Please return the full listing below without altering anything.
--- START OF Record excerpts ---
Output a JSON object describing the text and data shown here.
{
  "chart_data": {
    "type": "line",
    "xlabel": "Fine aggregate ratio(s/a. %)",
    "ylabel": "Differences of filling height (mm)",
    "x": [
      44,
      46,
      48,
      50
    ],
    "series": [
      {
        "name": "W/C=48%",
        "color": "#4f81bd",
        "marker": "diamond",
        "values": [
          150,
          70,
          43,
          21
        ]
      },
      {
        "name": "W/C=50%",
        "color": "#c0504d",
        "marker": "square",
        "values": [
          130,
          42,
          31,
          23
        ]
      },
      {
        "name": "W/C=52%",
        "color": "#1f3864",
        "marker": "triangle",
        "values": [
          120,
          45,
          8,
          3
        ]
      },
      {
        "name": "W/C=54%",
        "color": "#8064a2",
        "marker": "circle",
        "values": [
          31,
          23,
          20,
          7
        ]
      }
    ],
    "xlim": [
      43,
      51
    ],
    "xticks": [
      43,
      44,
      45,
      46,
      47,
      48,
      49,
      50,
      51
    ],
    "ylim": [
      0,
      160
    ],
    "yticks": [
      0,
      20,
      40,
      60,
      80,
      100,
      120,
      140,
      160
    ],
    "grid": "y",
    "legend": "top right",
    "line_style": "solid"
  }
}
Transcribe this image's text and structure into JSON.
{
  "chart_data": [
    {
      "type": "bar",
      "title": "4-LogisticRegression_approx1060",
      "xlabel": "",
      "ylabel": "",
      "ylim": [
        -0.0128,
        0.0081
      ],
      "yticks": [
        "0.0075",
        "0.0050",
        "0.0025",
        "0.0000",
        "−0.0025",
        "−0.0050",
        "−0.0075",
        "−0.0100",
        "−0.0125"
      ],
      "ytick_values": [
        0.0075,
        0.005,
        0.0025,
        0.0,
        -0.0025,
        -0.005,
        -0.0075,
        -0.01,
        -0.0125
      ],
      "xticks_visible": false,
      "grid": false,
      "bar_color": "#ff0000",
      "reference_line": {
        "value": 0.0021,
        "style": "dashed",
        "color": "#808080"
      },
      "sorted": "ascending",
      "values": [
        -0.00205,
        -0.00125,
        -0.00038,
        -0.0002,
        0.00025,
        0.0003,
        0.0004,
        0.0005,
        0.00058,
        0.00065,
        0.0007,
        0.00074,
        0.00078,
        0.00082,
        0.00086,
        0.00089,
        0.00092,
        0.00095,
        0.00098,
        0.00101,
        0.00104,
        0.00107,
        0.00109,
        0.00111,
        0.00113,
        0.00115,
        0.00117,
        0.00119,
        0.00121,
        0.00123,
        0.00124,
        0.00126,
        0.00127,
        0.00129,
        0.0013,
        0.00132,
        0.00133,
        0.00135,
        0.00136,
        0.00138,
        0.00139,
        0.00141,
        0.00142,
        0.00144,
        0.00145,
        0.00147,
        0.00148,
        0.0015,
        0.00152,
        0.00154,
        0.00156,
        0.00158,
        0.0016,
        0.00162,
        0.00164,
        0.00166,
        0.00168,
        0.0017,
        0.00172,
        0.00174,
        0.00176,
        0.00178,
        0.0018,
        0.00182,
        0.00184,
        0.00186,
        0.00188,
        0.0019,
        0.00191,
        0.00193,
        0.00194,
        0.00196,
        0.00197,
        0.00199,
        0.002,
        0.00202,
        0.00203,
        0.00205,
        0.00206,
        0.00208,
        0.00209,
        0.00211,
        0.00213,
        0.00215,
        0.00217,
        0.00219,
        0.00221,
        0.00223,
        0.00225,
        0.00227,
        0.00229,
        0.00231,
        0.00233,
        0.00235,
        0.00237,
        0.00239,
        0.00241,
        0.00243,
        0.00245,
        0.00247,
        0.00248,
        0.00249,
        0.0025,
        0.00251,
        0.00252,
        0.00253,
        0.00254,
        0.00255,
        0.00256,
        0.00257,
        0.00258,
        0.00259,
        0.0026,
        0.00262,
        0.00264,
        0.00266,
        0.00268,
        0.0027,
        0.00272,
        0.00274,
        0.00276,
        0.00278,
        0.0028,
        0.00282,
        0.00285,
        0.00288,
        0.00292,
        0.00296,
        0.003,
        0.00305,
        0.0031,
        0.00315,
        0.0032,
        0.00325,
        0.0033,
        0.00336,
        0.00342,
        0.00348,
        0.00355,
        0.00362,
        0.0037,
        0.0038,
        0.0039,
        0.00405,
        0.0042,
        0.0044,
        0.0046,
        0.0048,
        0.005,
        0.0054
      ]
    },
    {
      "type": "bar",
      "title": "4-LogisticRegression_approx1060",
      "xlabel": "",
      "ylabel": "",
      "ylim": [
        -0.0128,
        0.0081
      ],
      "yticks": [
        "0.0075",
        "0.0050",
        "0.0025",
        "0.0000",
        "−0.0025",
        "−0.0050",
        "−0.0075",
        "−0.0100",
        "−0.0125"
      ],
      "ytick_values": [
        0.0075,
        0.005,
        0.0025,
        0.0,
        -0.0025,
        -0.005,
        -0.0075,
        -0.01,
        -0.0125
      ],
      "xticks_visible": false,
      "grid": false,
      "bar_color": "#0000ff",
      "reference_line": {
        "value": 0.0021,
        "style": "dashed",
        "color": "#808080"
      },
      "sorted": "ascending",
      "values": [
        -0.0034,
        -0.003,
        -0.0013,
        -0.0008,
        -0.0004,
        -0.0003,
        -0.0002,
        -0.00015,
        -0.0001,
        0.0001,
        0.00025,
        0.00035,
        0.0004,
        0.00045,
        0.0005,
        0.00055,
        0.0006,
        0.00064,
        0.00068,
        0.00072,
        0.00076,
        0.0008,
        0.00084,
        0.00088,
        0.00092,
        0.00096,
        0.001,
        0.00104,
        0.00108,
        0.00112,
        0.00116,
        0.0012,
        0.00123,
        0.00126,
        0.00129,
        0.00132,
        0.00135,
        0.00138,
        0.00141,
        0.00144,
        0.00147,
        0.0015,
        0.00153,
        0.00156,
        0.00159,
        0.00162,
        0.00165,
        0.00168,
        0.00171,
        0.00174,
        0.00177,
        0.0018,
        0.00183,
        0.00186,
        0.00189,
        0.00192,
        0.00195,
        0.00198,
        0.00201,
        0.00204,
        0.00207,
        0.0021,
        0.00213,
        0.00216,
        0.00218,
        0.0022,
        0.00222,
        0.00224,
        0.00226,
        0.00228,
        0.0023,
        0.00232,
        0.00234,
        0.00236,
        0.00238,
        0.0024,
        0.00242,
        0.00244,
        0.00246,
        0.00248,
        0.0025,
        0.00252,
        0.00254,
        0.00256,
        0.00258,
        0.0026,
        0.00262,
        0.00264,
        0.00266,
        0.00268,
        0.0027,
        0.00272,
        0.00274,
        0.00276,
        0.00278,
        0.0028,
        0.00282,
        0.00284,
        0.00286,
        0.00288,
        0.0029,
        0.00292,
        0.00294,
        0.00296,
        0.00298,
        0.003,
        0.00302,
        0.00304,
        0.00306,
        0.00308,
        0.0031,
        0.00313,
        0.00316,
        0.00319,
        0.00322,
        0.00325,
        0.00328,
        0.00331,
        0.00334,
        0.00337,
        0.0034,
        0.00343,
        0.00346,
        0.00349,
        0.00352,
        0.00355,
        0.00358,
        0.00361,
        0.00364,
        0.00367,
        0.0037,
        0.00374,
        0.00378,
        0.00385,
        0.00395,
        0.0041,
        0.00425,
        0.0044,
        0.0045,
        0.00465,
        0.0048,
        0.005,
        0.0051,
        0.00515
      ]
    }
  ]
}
--- END OF Record excerpts ---
» Answer to the problem:
Output a JSON object describing the text and data shown here.
{
  "chart_data": {
    "type": "line",
    "xlabel": "Fine aggregate ratio(s/a. %)",
    "ylabel": "Differences of filling height (mm)",
    "x": [
      44,
      46,
      48,
      50
    ],
    "series": [
      {
        "name": "W/C=48%",
        "color": "#4f81bd",
        "marker": "diamond",
        "values": [
          150,
          70,
          43,
          21
        ]
      },
      {
        "name": "W/C=50%",
        "color": "#c0504d",
        "marker": "square",
        "values": [
          130,
          42,
          31,
          23
        ]
      },
      {
        "name": "W/C=52%",
        "color": "#1f3864",
        "marker": "triangle",
        "values": [
          120,
          45,
          8,
          3
        ]
      },
      {
        "name": "W/C=54%",
        "color": "#8064a2",
        "marker": "circle",
        "values": [
          31,
          23,
          20,
          7
        ]
      }
    ],
    "xlim": [
      43,
      51
    ],
    "xticks": [
      43,
      44,
      45,
      46,
      47,
      48,
      49,
      50,
      51
    ],
    "ylim": [
      0,
      160
    ],
    "yticks": [
      0,
      20,
      40,
      60,
      80,
      100,
      120,
      140,
      160
    ],
    "grid": "y",
    "legend": "top right",
    "line_style": "solid"
  }
}
Transcribe this image's text and structure into JSON.
{
  "chart_data": [
    {
      "type": "bar",
      "title": "4-LogisticRegression_approx1060",
      "xlabel": "",
      "ylabel": "",
      "ylim": [
        -0.0128,
        0.0081
      ],
      "yticks": [
        "0.0075",
        "0.0050",
        "0.0025",
        "0.0000",
        "−0.0025",
        "−0.0050",
        "−0.0075",
        "−0.0100",
        "−0.0125"
      ],
      "ytick_values": [
        0.0075,
        0.005,
        0.0025,
        0.0,
        -0.0025,
        -0.005,
        -0.0075,
        -0.01,
        -0.0125
      ],
      "xticks_visible": false,
      "grid": false,
      "bar_color": "#ff0000",
      "reference_line": {
        "value": 0.0021,
        "style": "dashed",
        "color": "#808080"
      },
      "sorted": "ascending",
      "values": [
        -0.00205,
        -0.00125,
        -0.00038,
        -0.0002,
        0.00025,
        0.0003,
        0.0004,
        0.0005,
        0.00058,
        0.00065,
        0.0007,
        0.00074,
        0.00078,
        0.00082,
        0.00086,
        0.00089,
        0.00092,
        0.00095,
        0.00098,
        0.00101,
        0.00104,
        0.00107,
        0.00109,
        0.00111,
        0.00113,
        0.00115,
        0.00117,
        0.00119,
        0.00121,
        0.00123,
        0.00124,
        0.00126,
        0.00127,
        0.00129,
        0.0013,
        0.00132,
        0.00133,
        0.00135,
        0.00136,
        0.00138,
        0.00139,
        0.00141,
        0.00142,
        0.00144,
        0.00145,
        0.00147,
        0.00148,
        0.0015,
        0.00152,
        0.00154,
        0.00156,
        0.00158,
        0.0016,
        0.00162,
        0.00164,
        0.00166,
        0.00168,
        0.0017,
        0.00172,
        0.00174,
        0.00176,
        0.00178,
        0.0018,
        0.00182,
        0.00184,
        0.00186,
        0.00188,
        0.0019,
        0.00191,
        0.00193,
        0.00194,
        0.00196,
        0.00197,
        0.00199,
        0.002,
        0.00202,
        0.00203,
        0.00205,
        0.00206,
        0.00208,
        0.00209,
        0.00211,
        0.00213,
        0.00215,
        0.00217,
        0.00219,
        0.00221,
        0.00223,
        0.00225,
        0.00227,
        0.00229,
        0.00231,
        0.00233,
        0.00235,
        0.00237,
        0.00239,
        0.00241,
        0.00243,
        0.00245,
        0.00247,
        0.00248,
        0.00249,
        0.0025,
        0.00251,
        0.00252,
        0.00253,
        0.00254,
        0.00255,
        0.00256,
        0.00257,
        0.00258,
        0.00259,
        0.0026,
        0.00262,
        0.00264,
        0.00266,
        0.00268,
        0.0027,
        0.00272,
        0.00274,
        0.00276,
        0.00278,
        0.0028,
        0.00282,
        0.00285,
        0.00288,
        0.00292,
        0.00296,
        0.003,
        0.00305,
        0.0031,
        0.00315,
        0.0032,
        0.00325,
        0.0033,
        0.00336,
        0.00342,
        0.00348,
        0.00355,
        0.00362,
        0.0037,
        0.0038,
        0.0039,
        0.00405,
        0.0042,
        0.0044,
        0.0046,
        0.0048,
        0.005,
        0.0054
      ]
    },
    {
      "type": "bar",
      "title": "4-LogisticRegression_approx1060",
      "xlabel": "",
      "ylabel": "",
      "ylim": [
        -0.0128,
        0.0081
      ],
      "yticks": [
        "0.0075",
        "0.0050",
        "0.0025",
        "0.0000",
        "−0.0025",
        "−0.0050",
        "−0.0075",
        "−0.0100",
        "−0.0125"
      ],
      "ytick_values": [
        0.0075,
        0.005,
        0.0025,
        0.0,
        -0.0025,
        -0.005,
        -0.0075,
        -0.01,
        -0.0125
      ],
      "xticks_visible": false,
      "grid": false,
      "bar_color": "#0000ff",
      "reference_line": {
        "value": 0.0021,
        "style": "dashed",
        "color": "#808080"
      },
      "sorted": "ascending",
      "values": [
        -0.0034,
        -0.003,
        -0.0013,
        -0.0008,
        -0.0004,
        -0.0003,
        -0.0002,
        -0.00015,
        -0.0001,
        0.0001,
        0.00025,
        0.00035,
        0.0004,
        0.00045,
        0.0005,
        0.00055,
        0.0006,
        0.00064,
        0.00068,
        0.00072,
        0.00076,
        0.0008,
        0.00084,
        0.00088,
        0.00092,
        0.00096,
        0.001,
        0.00104,
        0.00108,
        0.00112,
        0.00116,
        0.0012,
        0.00123,
        0.00126,
        0.00129,
        0.00132,
        0.00135,
        0.00138,
        0.00141,
        0.00144,
        0.00147,
        0.0015,
        0.00153,
        0.00156,
        0.00159,
        0.00162,
        0.00165,
        0.00168,
        0.00171,
        0.00174,
        0.00177,
        0.0018,
        0.00183,
        0.00186,
        0.00189,
        0.00192,
        0.00195,
        0.00198,
        0.00201,
        0.00204,
        0.00207,
        0.0021,
        0.00213,
        0.00216,
        0.00218,
        0.0022,
        0.00222,
        0.00224,
        0.00226,
        0.00228,
        0.0023,
        0.00232,
        0.00234,
        0.00236,
        0.00238,
        0.0024,
        0.00242,
        0.00244,
        0.00246,
        0.00248,
        0.0025,
        0.00252,
        0.00254,
        0.00256,
        0.00258,
        0.0026,
        0.00262,
        0.00264,
        0.00266,
        0.00268,
        0.0027,
        0.00272,
        0.00274,
        0.00276,
        0.00278,
        0.0028,
        0.00282,
        0.00284,
        0.00286,
        0.00288,
        0.0029,
        0.00292,
        0.00294,
        0.00296,
        0.00298,
        0.003,
        0.00302,
        0.00304,
        0.00306,
        0.00308,
        0.0031,
        0.00313,
        0.00316,
        0.00319,
        0.00322,
        0.00325,
        0.00328,
        0.00331,
        0.00334,
        0.00337,
        0.0034,
        0.00343,
        0.00346,
        0.00349,
        0.00352,
        0.00355,
        0.00358,
        0.00361,
        0.00364,
        0.00367,
        0.0037,
        0.00374,
        0.00378,
        0.00385,
        0.00395,
        0.0041,
        0.00425,
        0.0044,
        0.0045,
        0.00465,
        0.0048,
        0.005,
        0.0051,
        0.00515
      ]
    }
  ]
}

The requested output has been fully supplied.